--- start of Data for this task ---

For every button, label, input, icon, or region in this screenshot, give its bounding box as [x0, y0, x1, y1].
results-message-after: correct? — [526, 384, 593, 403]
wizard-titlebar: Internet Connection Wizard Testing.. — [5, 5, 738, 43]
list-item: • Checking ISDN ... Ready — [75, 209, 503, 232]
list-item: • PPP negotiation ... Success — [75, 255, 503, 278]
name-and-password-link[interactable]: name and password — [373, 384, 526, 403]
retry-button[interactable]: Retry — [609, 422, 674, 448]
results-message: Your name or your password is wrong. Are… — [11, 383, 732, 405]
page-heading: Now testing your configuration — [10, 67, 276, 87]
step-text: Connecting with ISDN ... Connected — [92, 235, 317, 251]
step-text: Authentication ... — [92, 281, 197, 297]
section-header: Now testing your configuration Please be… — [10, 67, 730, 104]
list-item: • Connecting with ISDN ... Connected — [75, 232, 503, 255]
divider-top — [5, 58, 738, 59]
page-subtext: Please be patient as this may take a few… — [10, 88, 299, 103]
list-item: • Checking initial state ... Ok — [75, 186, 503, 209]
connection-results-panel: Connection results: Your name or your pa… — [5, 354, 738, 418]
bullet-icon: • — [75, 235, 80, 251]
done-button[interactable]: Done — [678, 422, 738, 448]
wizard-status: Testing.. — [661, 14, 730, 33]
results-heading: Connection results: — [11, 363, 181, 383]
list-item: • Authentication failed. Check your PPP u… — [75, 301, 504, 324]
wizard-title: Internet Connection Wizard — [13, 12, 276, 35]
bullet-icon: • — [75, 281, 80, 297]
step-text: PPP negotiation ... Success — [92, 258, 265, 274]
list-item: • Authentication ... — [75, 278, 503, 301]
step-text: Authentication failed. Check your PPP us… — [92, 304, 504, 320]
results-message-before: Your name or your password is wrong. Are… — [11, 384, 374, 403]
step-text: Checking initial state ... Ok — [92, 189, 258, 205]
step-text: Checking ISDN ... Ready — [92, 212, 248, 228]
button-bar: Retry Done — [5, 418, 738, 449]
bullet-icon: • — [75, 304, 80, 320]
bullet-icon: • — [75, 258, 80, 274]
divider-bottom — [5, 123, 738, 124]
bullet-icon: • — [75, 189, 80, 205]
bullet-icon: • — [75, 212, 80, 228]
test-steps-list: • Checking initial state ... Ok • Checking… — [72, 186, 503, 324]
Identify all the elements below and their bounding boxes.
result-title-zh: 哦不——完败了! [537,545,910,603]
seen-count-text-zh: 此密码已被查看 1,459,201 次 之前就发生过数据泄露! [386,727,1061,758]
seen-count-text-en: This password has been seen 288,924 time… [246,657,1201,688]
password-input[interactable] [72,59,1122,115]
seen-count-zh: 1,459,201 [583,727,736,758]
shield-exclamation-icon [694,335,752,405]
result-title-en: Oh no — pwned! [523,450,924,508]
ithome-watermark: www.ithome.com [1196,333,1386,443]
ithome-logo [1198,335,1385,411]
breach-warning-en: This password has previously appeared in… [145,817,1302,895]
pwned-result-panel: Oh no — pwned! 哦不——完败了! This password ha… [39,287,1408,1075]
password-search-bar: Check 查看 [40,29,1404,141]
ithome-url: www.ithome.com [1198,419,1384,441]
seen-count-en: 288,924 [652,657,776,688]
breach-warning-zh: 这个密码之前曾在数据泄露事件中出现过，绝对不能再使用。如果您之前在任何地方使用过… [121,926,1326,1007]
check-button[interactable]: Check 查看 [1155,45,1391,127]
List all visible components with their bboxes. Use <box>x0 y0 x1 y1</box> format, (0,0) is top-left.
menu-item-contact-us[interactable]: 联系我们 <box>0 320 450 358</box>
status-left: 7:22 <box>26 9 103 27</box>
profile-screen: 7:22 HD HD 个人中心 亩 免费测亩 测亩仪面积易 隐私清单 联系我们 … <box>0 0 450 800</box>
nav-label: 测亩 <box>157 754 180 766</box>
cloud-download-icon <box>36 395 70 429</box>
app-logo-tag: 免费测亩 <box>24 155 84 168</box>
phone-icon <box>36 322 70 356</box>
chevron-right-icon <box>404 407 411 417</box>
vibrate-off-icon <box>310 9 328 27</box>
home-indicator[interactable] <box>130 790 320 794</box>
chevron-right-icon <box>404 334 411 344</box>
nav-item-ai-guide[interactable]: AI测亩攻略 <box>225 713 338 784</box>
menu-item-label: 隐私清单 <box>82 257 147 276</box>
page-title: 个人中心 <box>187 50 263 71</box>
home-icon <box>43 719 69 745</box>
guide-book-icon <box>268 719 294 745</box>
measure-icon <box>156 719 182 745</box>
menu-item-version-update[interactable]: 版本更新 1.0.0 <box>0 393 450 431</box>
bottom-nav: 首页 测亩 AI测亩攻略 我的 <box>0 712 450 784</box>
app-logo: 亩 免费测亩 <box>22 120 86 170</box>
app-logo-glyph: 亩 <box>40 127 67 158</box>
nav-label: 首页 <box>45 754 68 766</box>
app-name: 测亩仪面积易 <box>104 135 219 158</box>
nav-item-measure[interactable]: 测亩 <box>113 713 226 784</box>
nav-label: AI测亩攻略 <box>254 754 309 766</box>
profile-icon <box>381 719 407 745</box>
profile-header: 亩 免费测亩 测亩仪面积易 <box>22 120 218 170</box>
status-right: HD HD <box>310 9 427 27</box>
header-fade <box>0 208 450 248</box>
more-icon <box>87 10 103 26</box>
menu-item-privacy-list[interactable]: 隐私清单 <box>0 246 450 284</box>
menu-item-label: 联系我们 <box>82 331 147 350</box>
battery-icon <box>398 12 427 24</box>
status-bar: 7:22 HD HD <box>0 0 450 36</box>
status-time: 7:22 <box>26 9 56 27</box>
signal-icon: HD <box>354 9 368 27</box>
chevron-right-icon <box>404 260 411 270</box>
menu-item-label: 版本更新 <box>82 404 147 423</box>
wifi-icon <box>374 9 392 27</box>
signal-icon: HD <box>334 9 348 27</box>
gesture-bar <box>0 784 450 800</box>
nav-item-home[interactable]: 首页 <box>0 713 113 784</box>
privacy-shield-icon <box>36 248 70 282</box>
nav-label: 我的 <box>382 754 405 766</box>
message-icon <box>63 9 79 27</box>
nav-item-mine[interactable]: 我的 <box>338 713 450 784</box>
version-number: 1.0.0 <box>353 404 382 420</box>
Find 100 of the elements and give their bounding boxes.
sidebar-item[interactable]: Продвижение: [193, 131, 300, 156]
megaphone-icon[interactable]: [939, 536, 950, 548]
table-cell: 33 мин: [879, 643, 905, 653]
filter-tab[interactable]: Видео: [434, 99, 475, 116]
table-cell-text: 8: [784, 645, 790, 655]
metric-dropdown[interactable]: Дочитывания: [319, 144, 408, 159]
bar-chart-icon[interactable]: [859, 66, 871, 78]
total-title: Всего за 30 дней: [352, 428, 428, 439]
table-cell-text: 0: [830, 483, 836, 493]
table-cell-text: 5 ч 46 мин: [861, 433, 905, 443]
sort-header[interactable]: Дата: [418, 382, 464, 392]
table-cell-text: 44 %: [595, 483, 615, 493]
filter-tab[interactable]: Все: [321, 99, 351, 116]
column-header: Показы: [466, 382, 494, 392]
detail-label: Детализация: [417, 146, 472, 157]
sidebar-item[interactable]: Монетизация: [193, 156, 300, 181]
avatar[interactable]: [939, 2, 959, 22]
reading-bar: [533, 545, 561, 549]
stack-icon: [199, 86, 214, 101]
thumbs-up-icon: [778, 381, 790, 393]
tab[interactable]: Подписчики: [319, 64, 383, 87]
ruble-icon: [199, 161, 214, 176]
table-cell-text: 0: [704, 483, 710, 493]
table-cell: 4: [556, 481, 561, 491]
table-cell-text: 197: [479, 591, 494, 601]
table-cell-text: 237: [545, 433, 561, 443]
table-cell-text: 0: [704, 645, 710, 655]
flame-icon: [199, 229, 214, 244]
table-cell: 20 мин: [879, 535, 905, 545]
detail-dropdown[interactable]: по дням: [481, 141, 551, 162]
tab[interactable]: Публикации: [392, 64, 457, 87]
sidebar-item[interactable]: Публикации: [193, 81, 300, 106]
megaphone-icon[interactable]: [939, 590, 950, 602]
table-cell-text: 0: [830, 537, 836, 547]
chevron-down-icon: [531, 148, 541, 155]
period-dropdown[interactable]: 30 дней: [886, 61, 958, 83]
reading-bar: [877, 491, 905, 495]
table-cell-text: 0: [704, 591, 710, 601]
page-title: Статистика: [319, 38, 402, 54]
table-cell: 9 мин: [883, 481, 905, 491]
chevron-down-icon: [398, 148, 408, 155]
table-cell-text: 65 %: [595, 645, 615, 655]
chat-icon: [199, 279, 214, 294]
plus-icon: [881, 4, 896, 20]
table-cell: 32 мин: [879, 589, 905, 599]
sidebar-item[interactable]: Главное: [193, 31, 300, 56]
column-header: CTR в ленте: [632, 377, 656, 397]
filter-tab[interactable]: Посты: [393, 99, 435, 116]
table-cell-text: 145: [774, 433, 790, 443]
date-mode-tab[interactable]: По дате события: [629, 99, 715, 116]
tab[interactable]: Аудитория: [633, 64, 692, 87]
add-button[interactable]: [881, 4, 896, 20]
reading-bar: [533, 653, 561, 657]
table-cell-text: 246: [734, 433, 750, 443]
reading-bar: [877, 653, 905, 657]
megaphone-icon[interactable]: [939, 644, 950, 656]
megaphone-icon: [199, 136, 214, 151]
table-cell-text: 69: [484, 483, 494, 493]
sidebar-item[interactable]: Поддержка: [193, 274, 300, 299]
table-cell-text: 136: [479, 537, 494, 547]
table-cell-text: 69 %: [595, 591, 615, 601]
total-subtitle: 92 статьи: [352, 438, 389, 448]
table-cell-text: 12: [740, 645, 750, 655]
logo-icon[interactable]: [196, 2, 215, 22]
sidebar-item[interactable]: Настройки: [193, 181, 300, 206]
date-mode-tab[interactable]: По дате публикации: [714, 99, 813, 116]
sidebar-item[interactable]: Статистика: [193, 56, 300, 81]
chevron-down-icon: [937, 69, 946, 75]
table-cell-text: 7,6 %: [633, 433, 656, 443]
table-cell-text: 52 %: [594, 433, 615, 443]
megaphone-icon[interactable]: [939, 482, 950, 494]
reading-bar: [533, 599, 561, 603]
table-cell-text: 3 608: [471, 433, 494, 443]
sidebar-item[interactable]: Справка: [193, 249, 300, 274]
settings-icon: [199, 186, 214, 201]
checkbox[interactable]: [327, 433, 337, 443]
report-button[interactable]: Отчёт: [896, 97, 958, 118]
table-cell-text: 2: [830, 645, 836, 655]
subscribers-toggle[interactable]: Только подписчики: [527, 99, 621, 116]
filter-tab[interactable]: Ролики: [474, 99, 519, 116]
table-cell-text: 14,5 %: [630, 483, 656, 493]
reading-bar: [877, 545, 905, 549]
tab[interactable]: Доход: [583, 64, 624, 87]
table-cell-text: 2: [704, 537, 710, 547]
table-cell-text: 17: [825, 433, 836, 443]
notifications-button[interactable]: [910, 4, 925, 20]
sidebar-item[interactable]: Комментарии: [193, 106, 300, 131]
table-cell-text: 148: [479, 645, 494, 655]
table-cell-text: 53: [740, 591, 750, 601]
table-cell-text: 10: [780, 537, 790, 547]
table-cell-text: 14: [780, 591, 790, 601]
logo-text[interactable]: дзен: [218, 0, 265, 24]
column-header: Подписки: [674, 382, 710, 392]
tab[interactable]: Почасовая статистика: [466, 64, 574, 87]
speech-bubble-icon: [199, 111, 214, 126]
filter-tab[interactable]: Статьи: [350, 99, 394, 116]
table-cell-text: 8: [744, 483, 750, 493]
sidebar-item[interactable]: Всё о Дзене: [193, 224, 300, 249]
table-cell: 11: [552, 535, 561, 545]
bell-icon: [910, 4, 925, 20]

--- end of Data for this task ---

## Do this:
Rewrite the material from its beginning through the line containing "done-button[interactable]: Done —", with "Checking" changed to "Verifying" and nothing else altered.

## The reply:
For every button, label, input, icon, or region in this screenshot, give its bounding box as [x0, y0, x1, y1].
results-message-after: correct? — [526, 384, 593, 403]
wizard-titlebar: Internet Connection Wizard Testing.. — [5, 5, 738, 43]
list-item: • Verifying ISDN ... Ready — [75, 209, 503, 232]
list-item: • PPP negotiation ... Success — [75, 255, 503, 278]
name-and-password-link[interactable]: name and password — [373, 384, 526, 403]
retry-button[interactable]: Retry — [609, 422, 674, 448]
results-message: Your name or your password is wrong. Are… — [11, 383, 732, 405]
page-heading: Now testing your configuration — [10, 67, 276, 87]
step-text: Connecting with ISDN ... Connected — [92, 235, 317, 251]
step-text: Authentication ... — [92, 281, 197, 297]
section-header: Now testing your configuration Please be… — [10, 67, 730, 104]
list-item: • Connecting with ISDN ... Connected — [75, 232, 503, 255]
divider-top — [5, 58, 738, 59]
page-subtext: Please be patient as this may take a few… — [10, 88, 299, 103]
list-item: • Verifying initial state ... Ok — [75, 186, 503, 209]
connection-results-panel: Connection results: Your name or your pa… — [5, 354, 738, 418]
bullet-icon: • — [75, 235, 80, 251]
done-button[interactable]: Done — [678, 422, 738, 448]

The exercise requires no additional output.